TASK GOAL: Copy each line of the data below exactly, leaving out pictures.
***** RECORD LIST
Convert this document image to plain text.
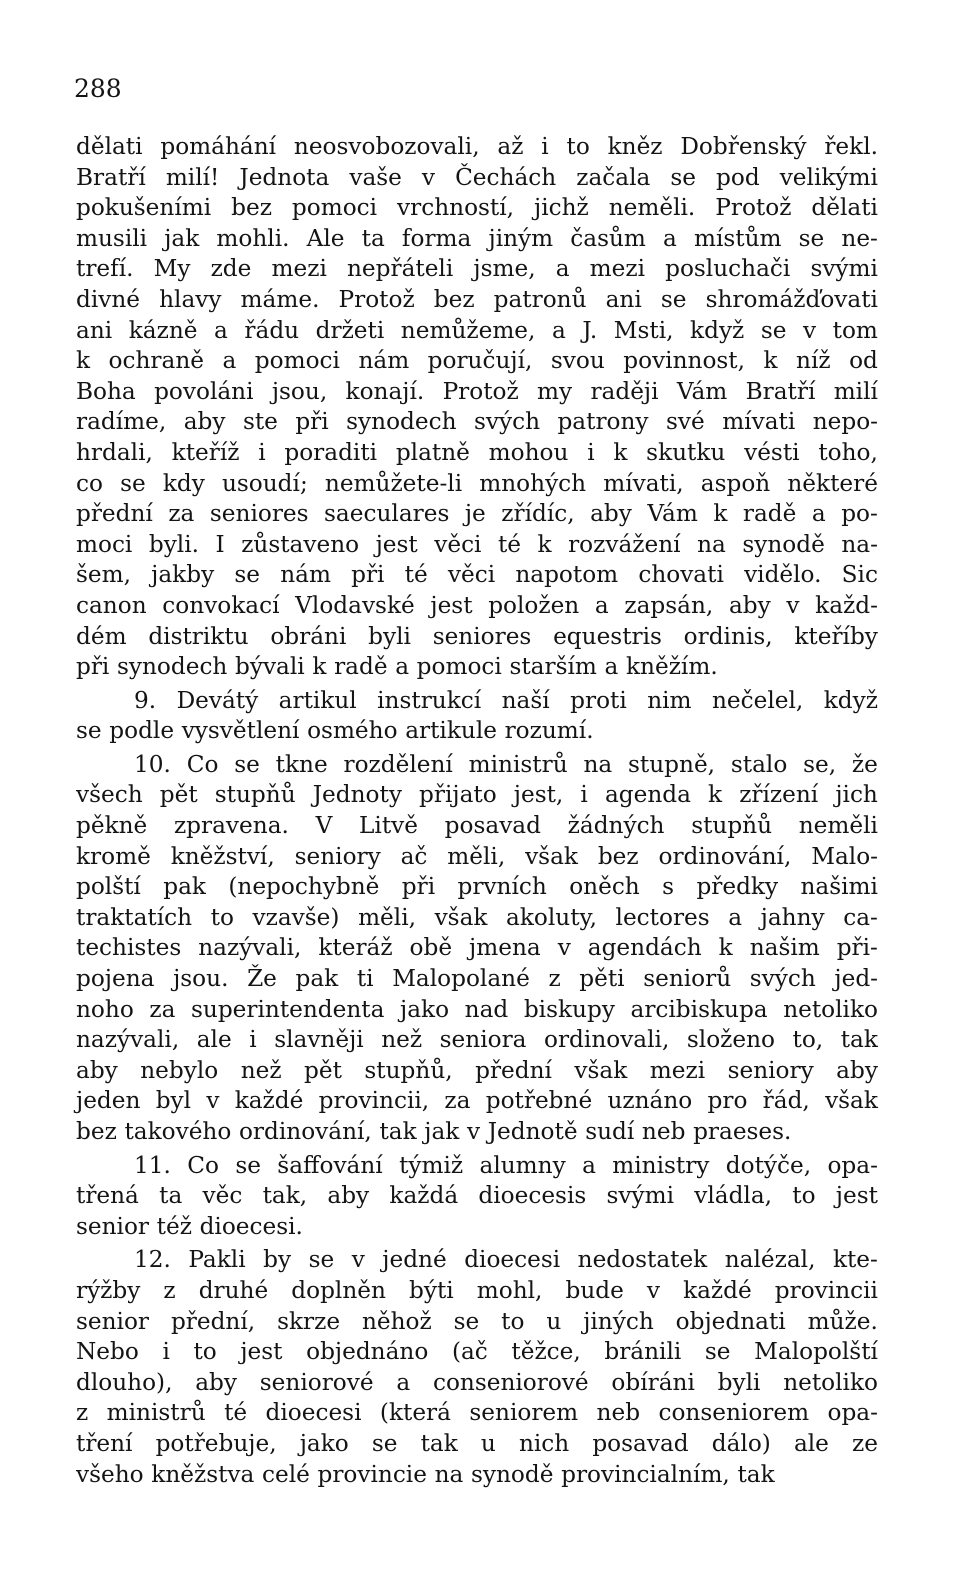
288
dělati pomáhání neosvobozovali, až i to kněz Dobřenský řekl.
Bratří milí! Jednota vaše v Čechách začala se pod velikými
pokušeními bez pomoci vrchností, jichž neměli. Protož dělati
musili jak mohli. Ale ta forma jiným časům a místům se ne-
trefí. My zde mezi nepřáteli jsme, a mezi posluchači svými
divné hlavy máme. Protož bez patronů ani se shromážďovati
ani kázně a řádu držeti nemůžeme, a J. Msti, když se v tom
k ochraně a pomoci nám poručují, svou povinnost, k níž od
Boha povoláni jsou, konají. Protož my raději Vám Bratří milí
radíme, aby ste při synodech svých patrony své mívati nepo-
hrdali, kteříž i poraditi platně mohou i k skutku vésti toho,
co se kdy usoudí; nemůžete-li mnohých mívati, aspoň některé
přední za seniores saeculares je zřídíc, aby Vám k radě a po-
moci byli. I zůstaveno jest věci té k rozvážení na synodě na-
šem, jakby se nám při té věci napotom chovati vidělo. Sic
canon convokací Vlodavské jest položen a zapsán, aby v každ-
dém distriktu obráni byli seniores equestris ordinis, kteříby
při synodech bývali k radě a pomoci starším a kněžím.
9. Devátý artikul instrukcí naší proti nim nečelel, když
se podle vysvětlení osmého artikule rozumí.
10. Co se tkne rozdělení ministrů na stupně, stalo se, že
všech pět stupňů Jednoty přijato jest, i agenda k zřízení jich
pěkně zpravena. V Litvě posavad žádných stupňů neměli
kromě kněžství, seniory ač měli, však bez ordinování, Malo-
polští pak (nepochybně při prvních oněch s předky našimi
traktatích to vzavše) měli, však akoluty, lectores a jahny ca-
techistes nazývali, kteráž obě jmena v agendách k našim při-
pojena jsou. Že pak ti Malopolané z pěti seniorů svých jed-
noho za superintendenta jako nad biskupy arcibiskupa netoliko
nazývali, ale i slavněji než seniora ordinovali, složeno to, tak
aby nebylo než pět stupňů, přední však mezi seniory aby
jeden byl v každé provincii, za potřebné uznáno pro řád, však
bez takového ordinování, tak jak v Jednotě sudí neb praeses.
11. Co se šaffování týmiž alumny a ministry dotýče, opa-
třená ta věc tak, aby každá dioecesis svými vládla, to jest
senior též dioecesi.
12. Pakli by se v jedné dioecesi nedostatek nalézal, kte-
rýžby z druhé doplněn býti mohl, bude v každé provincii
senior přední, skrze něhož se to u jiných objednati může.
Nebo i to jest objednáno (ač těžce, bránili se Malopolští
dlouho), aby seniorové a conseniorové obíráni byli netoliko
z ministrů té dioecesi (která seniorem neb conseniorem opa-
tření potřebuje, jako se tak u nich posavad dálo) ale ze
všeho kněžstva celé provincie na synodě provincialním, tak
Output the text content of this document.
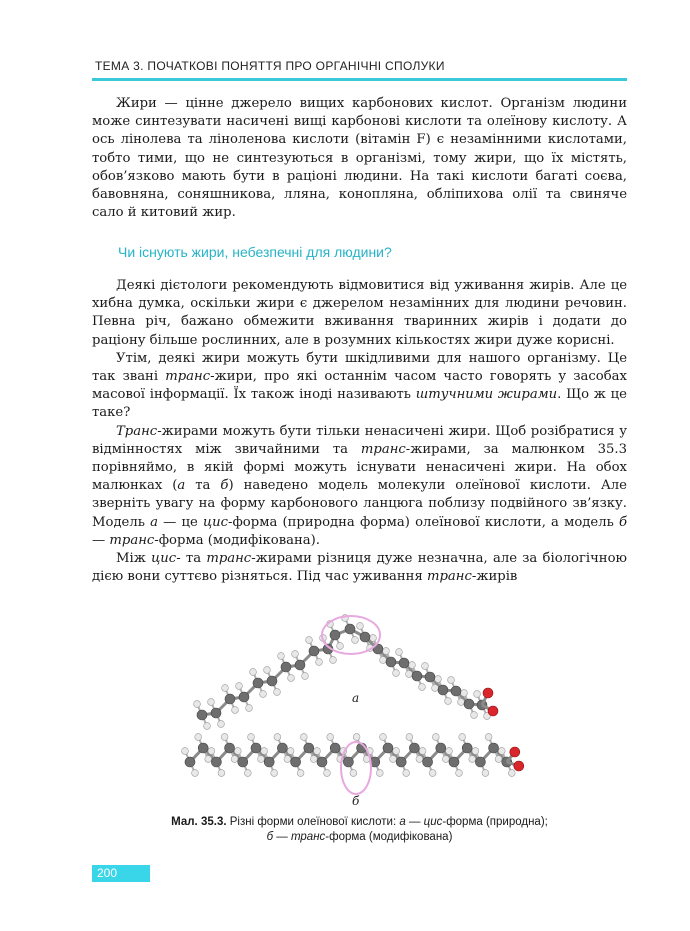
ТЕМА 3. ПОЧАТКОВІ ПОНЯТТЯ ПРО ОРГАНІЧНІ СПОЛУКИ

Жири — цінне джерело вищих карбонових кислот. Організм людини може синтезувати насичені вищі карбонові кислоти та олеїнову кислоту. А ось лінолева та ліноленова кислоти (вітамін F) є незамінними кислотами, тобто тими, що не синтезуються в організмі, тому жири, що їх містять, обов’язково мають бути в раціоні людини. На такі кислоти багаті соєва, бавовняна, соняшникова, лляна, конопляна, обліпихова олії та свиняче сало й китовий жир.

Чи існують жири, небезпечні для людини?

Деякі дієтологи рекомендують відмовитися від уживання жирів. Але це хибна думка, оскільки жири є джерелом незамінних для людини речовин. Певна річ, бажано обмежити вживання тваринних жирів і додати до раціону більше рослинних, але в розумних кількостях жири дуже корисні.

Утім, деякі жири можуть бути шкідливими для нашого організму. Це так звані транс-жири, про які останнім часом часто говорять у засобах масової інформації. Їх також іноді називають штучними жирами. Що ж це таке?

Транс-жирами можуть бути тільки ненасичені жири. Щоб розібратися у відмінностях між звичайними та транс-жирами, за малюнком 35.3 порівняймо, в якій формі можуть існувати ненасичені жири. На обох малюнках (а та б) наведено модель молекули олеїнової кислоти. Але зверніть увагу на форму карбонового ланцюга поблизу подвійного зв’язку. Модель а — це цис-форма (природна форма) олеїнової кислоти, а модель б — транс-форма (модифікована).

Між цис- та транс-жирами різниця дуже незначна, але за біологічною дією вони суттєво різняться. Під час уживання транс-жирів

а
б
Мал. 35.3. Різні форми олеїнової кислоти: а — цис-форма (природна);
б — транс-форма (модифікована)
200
**********
FINAL RESULT:
Convert this document image to plain text.
288
dělati pomáhání neosvobozovali, až i to kněz Dobřenský řekl.
Bratří milí! Jednota vaše v Čechách začala se pod velikými
pokušeními bez pomoci vrchností, jichž neměli. Protož dělati
musili jak mohli. Ale ta forma jiným časům a místům se ne-
trefí. My zde mezi nepřáteli jsme, a mezi posluchači svými
divné hlavy máme. Protož bez patronů ani se shromážďovati
ani kázně a řádu držeti nemůžeme, a J. Msti, když se v tom
k ochraně a pomoci nám poručují, svou povinnost, k níž od
Boha povoláni jsou, konají. Protož my raději Vám Bratří milí
radíme, aby ste při synodech svých patrony své mívati nepo-
hrdali, kteříž i poraditi platně mohou i k skutku vésti toho,
co se kdy usoudí; nemůžete-li mnohých mívati, aspoň některé
přední za seniores saeculares je zřídíc, aby Vám k radě a po-
moci byli. I zůstaveno jest věci té k rozvážení na synodě na-
šem, jakby se nám při té věci napotom chovati vidělo. Sic
canon convokací Vlodavské jest položen a zapsán, aby v každ-
dém distriktu obráni byli seniores equestris ordinis, kteříby
při synodech bývali k radě a pomoci starším a kněžím.
9. Devátý artikul instrukcí naší proti nim nečelel, když
se podle vysvětlení osmého artikule rozumí.
10. Co se tkne rozdělení ministrů na stupně, stalo se, že
všech pět stupňů Jednoty přijato jest, i agenda k zřízení jich
pěkně zpravena. V Litvě posavad žádných stupňů neměli
kromě kněžství, seniory ač měli, však bez ordinování, Malo-
polští pak (nepochybně při prvních oněch s předky našimi
traktatích to vzavše) měli, však akoluty, lectores a jahny ca-
techistes nazývali, kteráž obě jmena v agendách k našim při-
pojena jsou. Že pak ti Malopolané z pěti seniorů svých jed-
noho za superintendenta jako nad biskupy arcibiskupa netoliko
nazývali, ale i slavněji než seniora ordinovali, složeno to, tak
aby nebylo než pět stupňů, přední však mezi seniory aby
jeden byl v každé provincii, za potřebné uznáno pro řád, však
bez takového ordinování, tak jak v Jednotě sudí neb praeses.
11. Co se šaffování týmiž alumny a ministry dotýče, opa-
třená ta věc tak, aby každá dioecesis svými vládla, to jest
senior též dioecesi.
12. Pakli by se v jedné dioecesi nedostatek nalézal, kte-
rýžby z druhé doplněn býti mohl, bude v každé provincii
senior přední, skrze něhož se to u jiných objednati může.
Nebo i to jest objednáno (ač těžce, bránili se Malopolští
dlouho), aby seniorové a conseniorové obíráni byli netoliko
z ministrů té dioecesi (která seniorem neb conseniorem opa-
tření potřebuje, jako se tak u nich posavad dálo) ale ze
všeho kněžstva celé provincie na synodě provincialním, tak
Output the text content of this document.
ТЕМА 3. ПОЧАТКОВІ ПОНЯТТЯ ПРО ОРГАНІЧНІ СПОЛУКИ

Жири — цінне джерело вищих карбонових кислот. Організм людини може синтезувати насичені вищі карбонові кислоти та олеїнову кислоту. А ось лінолева та ліноленова кислоти (вітамін F) є незамінними кислотами, тобто тими, що не синтезуються в організмі, тому жири, що їх містять, обов’язково мають бути в раціоні людини. На такі кислоти багаті соєва, бавовняна, соняшникова, лляна, конопляна, обліпихова олії та свиняче сало й китовий жир.

Чи існують жири, небезпечні для людини?

Деякі дієтологи рекомендують відмовитися від уживання жирів. Але це хибна думка, оскільки жири є джерелом незамінних для людини речовин. Певна річ, бажано обмежити вживання тваринних жирів і додати до раціону більше рослинних, але в розумних кількостях жири дуже корисні.

Утім, деякі жири можуть бути шкідливими для нашого організму. Це так звані транс-жири, про які останнім часом часто говорять у засобах масової інформації. Їх також іноді називають штучними жирами. Що ж це таке?

Транс-жирами можуть бути тільки ненасичені жири. Щоб розібратися у відмінностях між звичайними та транс-жирами, за малюнком 35.3 порівняймо, в якій формі можуть існувати ненасичені жири. На обох малюнках (а та б) наведено модель молекули олеїнової кислоти. Але зверніть увагу на форму карбонового ланцюга поблизу подвійного зв’язку. Модель а — це цис-форма (природна форма) олеїнової кислоти, а модель б — транс-форма (модифікована).

Між цис- та транс-жирами різниця дуже незначна, але за біологічною дією вони суттєво різняться. Під час уживання транс-жирів

а
б
Мал. 35.3. Різні форми олеїнової кислоти: а — цис-форма (природна);
б — транс-форма (модифікована)
200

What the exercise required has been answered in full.